Exercise aim: Rewrite the data from the line with "chart-a-y-axis-label: z/LBP <box>4" up to and including the line with "chart-a-x-ticks: F.P. A.P.", putting "plot-b" in place of "chart-b" and leaving everything else the same.

--------------------------------

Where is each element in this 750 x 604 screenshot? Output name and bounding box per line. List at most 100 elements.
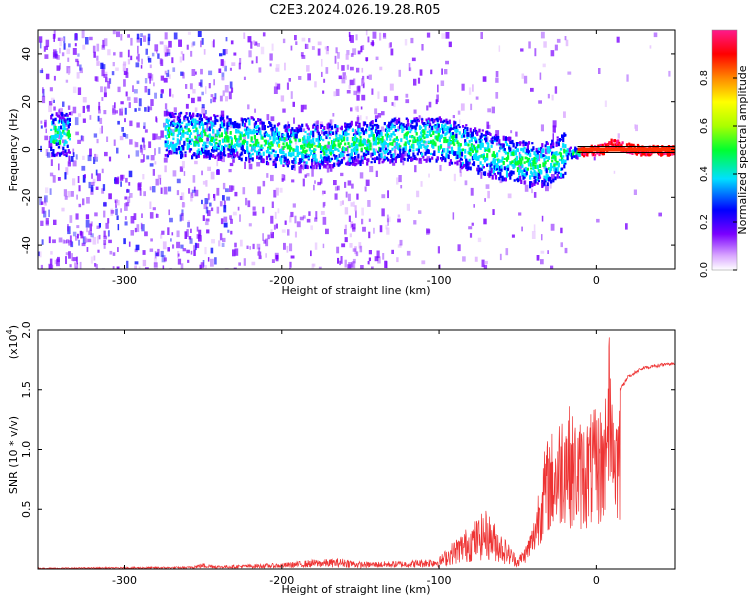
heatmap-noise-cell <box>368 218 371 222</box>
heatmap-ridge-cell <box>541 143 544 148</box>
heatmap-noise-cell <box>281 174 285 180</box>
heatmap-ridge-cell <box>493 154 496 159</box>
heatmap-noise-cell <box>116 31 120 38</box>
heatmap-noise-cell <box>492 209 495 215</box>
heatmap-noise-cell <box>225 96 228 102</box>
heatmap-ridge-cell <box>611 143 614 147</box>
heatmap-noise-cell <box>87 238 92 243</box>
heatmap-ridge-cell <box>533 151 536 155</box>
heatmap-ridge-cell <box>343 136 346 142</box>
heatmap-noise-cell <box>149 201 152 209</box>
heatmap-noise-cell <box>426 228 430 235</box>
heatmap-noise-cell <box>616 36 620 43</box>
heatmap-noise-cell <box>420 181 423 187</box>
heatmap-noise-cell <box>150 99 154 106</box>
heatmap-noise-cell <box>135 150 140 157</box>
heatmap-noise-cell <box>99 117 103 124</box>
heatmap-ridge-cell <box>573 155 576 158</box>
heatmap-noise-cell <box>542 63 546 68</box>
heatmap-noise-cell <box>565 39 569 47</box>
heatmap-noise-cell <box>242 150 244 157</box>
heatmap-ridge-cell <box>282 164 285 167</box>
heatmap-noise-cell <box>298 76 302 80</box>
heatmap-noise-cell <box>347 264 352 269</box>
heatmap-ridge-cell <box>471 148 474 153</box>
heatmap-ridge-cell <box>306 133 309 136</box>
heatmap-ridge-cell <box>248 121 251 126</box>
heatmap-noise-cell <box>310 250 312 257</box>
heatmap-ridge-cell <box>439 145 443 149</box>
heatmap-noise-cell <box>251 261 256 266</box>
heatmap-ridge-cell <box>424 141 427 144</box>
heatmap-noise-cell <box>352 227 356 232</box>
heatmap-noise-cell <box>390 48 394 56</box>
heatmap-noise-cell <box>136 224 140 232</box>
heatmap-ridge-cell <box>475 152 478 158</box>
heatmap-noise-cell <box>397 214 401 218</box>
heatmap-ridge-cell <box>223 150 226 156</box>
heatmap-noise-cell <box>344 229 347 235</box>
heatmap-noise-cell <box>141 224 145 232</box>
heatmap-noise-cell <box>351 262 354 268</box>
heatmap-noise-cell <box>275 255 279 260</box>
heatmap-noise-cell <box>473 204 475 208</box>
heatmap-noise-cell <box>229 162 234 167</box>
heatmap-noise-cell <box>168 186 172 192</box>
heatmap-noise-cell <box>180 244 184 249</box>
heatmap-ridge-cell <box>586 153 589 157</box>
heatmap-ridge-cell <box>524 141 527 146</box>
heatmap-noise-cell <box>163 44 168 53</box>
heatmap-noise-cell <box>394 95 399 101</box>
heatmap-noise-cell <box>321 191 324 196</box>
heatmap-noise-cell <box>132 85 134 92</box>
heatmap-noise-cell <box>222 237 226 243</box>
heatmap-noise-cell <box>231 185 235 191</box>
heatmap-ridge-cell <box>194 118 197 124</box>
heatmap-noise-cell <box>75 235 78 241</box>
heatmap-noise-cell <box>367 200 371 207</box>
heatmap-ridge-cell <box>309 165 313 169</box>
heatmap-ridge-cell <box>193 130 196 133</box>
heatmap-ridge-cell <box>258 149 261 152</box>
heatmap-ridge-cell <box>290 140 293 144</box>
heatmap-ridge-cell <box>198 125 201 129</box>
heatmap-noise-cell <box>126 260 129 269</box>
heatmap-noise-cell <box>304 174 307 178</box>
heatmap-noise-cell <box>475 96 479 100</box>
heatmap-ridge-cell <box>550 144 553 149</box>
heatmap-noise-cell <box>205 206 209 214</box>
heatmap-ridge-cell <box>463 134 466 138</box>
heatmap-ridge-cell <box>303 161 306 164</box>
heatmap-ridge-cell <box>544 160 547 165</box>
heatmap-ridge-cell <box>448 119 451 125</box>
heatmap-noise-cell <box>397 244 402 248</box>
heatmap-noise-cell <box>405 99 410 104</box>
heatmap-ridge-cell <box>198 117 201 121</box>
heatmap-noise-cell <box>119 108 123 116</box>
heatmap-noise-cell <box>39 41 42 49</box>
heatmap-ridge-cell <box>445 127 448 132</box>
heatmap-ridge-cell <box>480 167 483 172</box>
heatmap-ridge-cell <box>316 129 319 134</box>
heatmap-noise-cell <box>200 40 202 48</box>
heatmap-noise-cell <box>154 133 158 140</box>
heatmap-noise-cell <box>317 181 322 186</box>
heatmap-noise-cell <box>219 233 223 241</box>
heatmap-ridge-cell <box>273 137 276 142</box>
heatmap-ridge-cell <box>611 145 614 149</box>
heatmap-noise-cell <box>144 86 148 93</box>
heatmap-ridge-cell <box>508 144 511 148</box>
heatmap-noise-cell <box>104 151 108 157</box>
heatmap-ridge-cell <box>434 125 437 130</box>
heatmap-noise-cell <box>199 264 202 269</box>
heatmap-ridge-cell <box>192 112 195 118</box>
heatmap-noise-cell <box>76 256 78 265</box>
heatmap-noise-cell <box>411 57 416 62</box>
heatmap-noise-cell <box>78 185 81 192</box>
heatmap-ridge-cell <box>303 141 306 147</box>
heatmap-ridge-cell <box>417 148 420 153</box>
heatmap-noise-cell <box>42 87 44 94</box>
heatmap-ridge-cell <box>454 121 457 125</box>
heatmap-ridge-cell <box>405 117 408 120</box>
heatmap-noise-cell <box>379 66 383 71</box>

--------------------------------

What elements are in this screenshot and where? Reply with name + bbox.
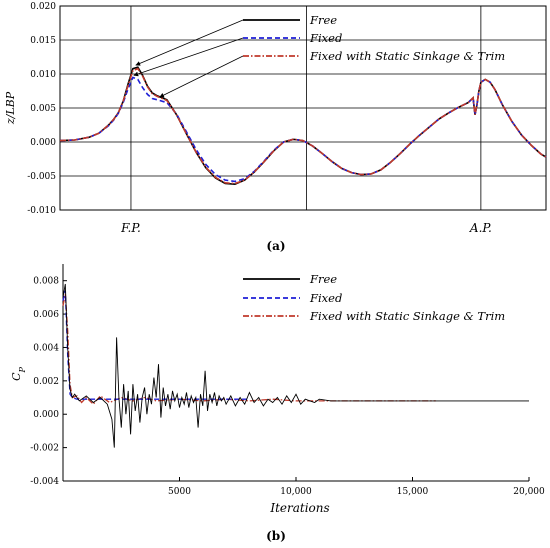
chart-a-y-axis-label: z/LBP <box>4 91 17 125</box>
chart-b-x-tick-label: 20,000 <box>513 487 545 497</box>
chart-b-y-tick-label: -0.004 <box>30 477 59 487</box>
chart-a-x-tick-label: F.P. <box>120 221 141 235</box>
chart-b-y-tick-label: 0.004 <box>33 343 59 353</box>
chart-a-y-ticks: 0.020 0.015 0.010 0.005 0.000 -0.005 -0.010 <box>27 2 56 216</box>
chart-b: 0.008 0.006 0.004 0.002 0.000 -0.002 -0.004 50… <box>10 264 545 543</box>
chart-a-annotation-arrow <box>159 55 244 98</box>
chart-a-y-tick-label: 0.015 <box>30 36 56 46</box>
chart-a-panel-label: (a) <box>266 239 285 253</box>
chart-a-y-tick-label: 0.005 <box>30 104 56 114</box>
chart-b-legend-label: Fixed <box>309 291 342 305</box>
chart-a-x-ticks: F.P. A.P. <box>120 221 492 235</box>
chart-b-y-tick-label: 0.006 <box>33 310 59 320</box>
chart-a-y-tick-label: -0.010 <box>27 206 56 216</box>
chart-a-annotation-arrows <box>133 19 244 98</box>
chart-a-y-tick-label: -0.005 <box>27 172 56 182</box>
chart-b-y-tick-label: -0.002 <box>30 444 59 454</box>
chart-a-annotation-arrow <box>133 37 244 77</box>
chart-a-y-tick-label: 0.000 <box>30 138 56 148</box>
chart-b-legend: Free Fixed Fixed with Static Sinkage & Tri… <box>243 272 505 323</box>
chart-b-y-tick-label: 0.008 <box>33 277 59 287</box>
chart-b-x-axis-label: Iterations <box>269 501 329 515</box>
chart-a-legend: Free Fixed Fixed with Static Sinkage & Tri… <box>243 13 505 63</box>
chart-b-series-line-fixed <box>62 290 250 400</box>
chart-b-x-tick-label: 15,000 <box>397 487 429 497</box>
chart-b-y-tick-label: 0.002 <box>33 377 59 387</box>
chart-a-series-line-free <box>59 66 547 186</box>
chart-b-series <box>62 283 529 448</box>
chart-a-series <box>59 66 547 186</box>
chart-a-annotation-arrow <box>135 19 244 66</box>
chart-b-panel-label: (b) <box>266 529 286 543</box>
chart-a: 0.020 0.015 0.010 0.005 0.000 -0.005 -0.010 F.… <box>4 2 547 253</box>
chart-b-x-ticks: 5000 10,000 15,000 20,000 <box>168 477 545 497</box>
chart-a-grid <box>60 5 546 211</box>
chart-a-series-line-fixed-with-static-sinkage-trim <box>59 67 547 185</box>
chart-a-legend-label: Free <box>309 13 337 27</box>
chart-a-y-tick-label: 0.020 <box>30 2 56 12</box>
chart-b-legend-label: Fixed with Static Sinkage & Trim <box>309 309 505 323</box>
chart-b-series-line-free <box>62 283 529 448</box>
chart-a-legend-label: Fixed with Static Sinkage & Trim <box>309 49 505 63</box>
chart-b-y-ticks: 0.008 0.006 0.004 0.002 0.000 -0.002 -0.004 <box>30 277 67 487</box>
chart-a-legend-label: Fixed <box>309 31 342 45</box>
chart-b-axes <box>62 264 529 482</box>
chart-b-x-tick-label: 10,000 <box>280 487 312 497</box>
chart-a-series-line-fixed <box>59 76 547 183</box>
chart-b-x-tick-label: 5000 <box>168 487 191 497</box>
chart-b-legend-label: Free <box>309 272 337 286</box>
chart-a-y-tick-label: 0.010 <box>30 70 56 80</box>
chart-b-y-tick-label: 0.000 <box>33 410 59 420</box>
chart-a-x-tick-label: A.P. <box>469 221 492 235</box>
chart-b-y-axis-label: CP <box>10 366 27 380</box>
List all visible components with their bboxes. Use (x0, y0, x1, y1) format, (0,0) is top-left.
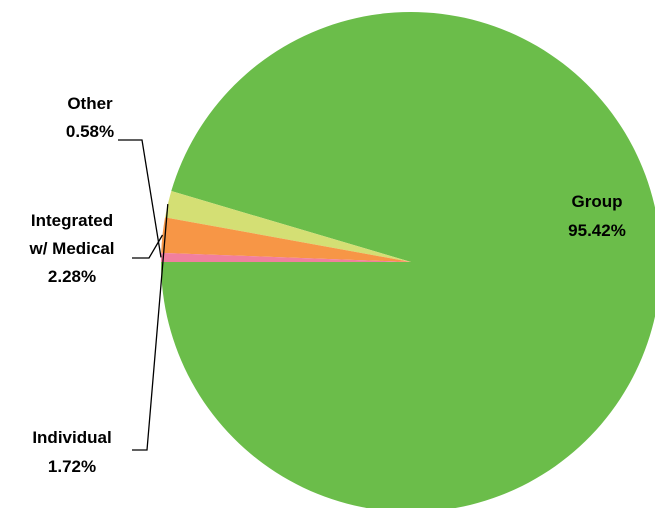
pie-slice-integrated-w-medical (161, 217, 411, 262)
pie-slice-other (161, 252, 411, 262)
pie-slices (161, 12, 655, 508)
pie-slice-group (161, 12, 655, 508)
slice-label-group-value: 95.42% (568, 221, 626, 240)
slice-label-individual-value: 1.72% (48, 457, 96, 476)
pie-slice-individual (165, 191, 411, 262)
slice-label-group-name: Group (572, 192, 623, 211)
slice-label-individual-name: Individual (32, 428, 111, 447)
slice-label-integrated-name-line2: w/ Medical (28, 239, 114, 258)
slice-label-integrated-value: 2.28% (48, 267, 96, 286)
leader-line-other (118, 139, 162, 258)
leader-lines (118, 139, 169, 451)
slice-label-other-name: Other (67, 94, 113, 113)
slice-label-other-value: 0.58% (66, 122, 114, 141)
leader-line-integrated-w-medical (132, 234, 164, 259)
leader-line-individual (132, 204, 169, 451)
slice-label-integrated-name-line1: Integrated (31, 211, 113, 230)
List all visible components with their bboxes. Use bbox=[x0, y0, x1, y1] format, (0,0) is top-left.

--------------------------------

Final result:
chart-a-y-axis-label: z/LBP <box>4 91 17 125</box>
plot-b-x-tick-label: 20,000 <box>513 487 545 497</box>
plot-b-y-tick-label: -0.004 <box>30 477 59 487</box>
chart-a-x-tick-label: F.P. <box>120 221 141 235</box>
plot-b-y-tick-label: 0.004 <box>33 343 59 353</box>
chart-a-y-ticks: 0.020 0.015 0.010 0.005 0.000 -0.005 -0.010 <box>27 2 56 216</box>
plot-b: 0.008 0.006 0.004 0.002 0.000 -0.002 -0.004 50… <box>10 264 545 543</box>
chart-a-annotation-arrow <box>159 55 244 98</box>
chart-a-y-tick-label: 0.015 <box>30 36 56 46</box>
chart-a-panel-label: (a) <box>266 239 285 253</box>
chart-a-y-tick-label: 0.005 <box>30 104 56 114</box>
plot-b-legend-label: Fixed <box>309 291 342 305</box>
chart-a-x-ticks: F.P. A.P. <box>120 221 492 235</box>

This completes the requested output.